* Given information

·····

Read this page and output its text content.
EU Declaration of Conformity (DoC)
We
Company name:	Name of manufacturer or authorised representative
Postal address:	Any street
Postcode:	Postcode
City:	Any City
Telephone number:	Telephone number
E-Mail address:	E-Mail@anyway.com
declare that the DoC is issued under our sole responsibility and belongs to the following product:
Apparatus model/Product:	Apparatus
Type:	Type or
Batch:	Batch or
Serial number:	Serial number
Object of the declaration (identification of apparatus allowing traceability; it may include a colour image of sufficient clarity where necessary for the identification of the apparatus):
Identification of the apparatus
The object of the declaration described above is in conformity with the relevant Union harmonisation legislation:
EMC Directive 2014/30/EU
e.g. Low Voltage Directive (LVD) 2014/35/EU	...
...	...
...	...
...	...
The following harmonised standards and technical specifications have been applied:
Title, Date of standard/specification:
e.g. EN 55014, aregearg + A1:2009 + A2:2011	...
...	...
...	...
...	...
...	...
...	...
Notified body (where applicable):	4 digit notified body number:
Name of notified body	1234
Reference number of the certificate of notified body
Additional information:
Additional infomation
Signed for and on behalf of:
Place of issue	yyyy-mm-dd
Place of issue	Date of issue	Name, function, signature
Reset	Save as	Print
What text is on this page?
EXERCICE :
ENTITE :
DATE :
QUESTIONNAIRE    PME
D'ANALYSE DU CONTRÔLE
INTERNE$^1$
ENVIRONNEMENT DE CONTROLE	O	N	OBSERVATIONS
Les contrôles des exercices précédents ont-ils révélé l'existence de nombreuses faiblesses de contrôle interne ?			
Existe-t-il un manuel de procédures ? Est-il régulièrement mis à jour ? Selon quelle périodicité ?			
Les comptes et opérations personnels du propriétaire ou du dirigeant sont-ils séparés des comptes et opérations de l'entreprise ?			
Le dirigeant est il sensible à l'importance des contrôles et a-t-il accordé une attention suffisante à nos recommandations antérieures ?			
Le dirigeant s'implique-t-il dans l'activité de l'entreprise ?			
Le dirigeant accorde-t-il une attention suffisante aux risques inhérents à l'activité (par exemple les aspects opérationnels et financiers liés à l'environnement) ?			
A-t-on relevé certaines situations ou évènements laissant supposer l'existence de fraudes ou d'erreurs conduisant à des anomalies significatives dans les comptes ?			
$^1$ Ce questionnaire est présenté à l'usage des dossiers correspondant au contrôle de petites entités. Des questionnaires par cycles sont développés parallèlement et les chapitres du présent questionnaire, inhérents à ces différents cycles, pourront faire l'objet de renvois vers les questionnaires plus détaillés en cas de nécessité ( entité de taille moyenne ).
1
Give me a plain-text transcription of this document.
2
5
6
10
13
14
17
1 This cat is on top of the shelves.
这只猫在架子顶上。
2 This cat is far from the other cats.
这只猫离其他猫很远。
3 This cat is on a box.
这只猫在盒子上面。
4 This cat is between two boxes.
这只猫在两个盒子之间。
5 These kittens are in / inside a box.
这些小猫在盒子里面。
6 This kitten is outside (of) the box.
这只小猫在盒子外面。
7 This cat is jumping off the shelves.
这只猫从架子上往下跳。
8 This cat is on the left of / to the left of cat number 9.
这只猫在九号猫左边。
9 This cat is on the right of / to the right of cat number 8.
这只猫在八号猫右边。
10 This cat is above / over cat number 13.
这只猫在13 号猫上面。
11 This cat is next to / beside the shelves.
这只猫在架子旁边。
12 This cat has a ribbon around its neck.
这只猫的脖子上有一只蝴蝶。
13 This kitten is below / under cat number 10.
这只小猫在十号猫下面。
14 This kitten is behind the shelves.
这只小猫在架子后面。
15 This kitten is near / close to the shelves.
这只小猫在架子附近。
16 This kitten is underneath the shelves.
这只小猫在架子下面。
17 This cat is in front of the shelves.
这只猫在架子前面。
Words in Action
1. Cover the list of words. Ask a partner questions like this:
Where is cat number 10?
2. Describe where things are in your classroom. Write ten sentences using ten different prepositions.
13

·····

* Aim
Each line that holds the word "body" should be extracted from the records.

* Task solution
Notified body (where applicable):	4 digit notified body number:
Name of notified body	1234
Reference number of the certificate of notified body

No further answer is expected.